## Written exercise:
Pull out every line below containing the word "instancji".

Dataset entries
****************************************
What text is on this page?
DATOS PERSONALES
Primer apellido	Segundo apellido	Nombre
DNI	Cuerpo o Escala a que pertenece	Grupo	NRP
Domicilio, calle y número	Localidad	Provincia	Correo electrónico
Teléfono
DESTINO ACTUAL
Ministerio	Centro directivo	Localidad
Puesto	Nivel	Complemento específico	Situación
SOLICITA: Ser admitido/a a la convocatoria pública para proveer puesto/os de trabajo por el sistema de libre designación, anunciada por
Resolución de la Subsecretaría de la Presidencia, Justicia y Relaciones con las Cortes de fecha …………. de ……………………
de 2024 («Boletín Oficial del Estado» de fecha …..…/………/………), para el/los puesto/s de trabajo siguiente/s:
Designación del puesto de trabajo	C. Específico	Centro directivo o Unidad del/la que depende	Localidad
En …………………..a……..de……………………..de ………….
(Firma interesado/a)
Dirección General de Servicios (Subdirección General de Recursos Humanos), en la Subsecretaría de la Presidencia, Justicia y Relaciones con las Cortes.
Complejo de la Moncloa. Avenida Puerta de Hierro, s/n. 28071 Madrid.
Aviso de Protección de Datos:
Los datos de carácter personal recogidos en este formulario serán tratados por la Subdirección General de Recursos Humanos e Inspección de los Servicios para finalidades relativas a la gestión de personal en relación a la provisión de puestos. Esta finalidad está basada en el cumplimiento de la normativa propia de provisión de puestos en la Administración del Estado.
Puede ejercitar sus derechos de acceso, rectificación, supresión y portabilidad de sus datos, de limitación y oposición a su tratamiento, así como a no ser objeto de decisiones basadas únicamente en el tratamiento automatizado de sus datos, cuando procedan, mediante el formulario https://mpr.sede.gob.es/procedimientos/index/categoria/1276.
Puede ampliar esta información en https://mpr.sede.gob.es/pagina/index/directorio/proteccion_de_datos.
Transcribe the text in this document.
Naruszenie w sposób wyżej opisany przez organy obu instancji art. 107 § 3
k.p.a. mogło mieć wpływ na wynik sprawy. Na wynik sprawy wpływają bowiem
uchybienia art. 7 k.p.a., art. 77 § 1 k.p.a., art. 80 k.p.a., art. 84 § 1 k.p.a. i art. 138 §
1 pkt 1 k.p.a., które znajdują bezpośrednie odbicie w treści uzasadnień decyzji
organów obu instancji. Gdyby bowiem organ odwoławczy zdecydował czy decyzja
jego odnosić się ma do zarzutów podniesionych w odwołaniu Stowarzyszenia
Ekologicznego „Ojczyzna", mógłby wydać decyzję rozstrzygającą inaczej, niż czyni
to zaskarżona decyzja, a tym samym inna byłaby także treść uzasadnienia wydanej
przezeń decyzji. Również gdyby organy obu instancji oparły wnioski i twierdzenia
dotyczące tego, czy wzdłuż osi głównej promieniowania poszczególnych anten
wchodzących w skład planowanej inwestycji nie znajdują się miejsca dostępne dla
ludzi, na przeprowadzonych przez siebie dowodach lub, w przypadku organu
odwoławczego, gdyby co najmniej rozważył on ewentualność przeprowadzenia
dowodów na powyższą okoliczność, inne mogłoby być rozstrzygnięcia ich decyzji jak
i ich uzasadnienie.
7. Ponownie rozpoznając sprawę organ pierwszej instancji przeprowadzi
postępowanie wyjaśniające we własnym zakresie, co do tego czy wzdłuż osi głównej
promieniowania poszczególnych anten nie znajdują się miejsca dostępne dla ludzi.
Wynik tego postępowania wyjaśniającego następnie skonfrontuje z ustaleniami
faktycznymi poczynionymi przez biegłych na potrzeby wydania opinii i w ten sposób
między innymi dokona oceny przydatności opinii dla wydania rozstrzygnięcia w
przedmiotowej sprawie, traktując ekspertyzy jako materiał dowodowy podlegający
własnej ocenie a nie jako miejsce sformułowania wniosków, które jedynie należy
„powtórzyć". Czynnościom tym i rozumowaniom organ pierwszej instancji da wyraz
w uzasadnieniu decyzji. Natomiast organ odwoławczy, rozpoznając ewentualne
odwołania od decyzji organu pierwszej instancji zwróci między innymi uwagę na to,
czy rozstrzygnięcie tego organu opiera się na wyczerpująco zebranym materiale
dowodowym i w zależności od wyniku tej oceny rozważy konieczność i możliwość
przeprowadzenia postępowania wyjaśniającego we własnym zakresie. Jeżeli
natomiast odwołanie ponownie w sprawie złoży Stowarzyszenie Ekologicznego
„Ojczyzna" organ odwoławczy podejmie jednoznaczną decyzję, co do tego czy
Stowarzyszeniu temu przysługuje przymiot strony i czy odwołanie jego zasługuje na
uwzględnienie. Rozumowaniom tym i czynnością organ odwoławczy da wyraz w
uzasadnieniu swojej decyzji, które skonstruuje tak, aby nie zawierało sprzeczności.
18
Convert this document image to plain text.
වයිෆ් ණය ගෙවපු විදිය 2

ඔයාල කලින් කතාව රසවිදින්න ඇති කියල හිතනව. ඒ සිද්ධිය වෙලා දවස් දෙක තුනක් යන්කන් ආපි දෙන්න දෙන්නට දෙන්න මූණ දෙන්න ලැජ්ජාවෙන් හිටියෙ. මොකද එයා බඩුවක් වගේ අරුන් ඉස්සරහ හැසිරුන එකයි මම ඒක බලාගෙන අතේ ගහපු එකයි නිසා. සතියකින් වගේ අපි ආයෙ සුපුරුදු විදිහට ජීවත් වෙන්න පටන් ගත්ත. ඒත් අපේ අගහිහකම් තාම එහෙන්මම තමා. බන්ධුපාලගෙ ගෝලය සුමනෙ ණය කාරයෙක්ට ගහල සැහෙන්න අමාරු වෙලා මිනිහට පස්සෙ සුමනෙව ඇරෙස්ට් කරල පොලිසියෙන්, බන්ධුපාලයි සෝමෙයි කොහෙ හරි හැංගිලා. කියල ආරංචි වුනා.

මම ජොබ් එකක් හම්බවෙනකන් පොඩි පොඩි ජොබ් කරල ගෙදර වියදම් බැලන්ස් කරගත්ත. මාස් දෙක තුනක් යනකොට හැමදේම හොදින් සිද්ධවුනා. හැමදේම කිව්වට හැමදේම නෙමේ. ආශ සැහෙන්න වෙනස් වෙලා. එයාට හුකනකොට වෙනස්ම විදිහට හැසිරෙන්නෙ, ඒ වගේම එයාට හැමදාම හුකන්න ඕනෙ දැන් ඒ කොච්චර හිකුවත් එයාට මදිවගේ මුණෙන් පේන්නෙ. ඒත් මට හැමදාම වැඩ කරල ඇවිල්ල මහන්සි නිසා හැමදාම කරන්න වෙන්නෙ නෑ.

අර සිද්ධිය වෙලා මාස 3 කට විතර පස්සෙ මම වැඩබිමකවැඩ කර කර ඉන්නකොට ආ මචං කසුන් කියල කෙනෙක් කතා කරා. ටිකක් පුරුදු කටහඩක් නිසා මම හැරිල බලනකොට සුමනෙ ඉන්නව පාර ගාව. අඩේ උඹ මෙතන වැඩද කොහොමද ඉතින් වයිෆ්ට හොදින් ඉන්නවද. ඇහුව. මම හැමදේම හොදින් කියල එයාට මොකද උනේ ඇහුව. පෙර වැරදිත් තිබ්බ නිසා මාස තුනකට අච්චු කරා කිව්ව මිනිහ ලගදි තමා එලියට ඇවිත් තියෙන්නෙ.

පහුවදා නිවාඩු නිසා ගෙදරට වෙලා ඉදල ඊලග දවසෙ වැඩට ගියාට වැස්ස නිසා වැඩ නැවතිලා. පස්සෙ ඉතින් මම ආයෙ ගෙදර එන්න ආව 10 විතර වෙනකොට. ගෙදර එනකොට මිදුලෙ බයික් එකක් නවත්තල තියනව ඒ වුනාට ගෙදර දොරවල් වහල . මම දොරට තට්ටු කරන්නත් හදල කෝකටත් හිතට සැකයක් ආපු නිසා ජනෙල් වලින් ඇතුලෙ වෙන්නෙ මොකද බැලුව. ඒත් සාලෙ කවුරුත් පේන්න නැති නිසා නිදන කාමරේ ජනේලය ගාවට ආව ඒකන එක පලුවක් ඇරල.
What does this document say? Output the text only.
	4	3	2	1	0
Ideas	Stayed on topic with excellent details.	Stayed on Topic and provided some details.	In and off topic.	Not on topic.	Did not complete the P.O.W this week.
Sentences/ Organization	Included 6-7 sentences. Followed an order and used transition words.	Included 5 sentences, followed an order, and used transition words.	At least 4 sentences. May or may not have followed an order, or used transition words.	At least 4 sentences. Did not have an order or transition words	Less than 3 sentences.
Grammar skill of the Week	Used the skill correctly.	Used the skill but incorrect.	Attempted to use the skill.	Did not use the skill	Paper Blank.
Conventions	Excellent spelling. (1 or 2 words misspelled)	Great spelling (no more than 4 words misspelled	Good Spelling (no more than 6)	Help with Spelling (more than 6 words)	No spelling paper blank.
****************************************
## Exercise result:
Naruszenie w sposób wyżej opisany przez organy obu instancji art. 107 § 3
organów obu instancji. Gdyby bowiem organ odwoławczy zdecydował czy decyzja
przezeń decyzji. Również gdyby organy obu instancji oparły wnioski i twierdzenia
7. Ponownie rozpoznając sprawę organ pierwszej instancji przeprowadzi
„powtórzyć". Czynnościom tym i rozumowaniom organ pierwszej instancji da wyraz
odwołania od decyzji organu pierwszej instancji zwróci między innymi uwagę na to,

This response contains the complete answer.